Directive
In the following material, identify every line holding the string "Uncheck" and return it.

⟨

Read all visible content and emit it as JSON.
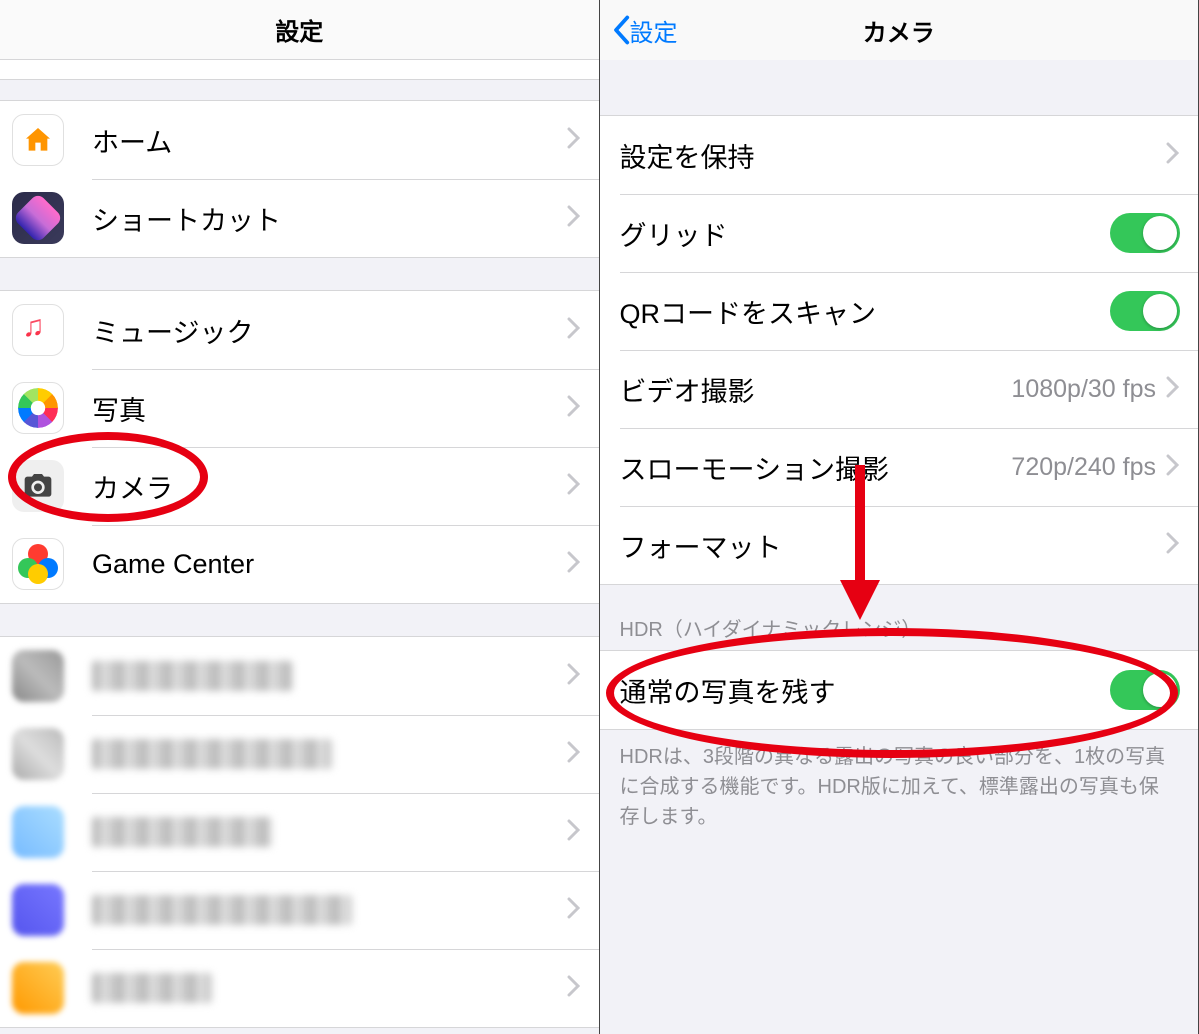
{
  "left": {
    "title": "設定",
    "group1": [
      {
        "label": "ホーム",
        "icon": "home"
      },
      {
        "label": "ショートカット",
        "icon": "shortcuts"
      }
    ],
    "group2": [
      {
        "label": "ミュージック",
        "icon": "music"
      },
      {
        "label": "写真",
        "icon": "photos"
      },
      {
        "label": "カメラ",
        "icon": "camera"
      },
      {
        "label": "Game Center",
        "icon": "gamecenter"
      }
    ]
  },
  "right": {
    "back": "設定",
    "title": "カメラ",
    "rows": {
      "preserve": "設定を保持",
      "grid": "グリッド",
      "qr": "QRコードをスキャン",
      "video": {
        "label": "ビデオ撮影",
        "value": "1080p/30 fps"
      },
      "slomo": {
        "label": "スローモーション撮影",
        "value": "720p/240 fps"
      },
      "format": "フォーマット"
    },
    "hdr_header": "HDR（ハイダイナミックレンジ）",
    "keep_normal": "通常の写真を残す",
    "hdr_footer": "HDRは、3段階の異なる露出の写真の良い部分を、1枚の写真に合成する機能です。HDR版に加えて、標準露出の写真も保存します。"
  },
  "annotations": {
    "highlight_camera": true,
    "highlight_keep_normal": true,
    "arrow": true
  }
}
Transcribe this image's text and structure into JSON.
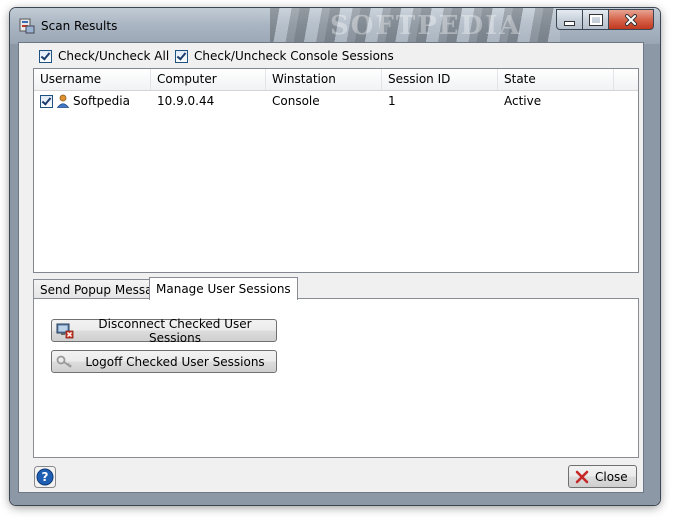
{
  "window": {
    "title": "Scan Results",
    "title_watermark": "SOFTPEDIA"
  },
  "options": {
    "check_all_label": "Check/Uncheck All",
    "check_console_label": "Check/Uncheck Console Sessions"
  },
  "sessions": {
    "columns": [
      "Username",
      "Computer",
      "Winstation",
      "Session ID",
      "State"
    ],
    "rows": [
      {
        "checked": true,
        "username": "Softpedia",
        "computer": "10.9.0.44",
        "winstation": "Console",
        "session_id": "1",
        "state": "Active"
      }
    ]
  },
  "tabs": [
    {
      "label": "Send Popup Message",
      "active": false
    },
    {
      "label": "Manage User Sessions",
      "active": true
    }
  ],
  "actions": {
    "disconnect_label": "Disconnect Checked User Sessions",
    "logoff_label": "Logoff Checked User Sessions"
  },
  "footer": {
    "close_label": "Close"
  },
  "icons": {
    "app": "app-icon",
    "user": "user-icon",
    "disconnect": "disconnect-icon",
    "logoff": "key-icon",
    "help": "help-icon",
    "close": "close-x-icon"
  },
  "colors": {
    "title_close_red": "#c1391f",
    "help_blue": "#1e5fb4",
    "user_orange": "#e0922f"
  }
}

⟩

Complete response
    "check_all_label": "Check/Uncheck All",
    "check_console_label": "Check/Uncheck Console Sessions"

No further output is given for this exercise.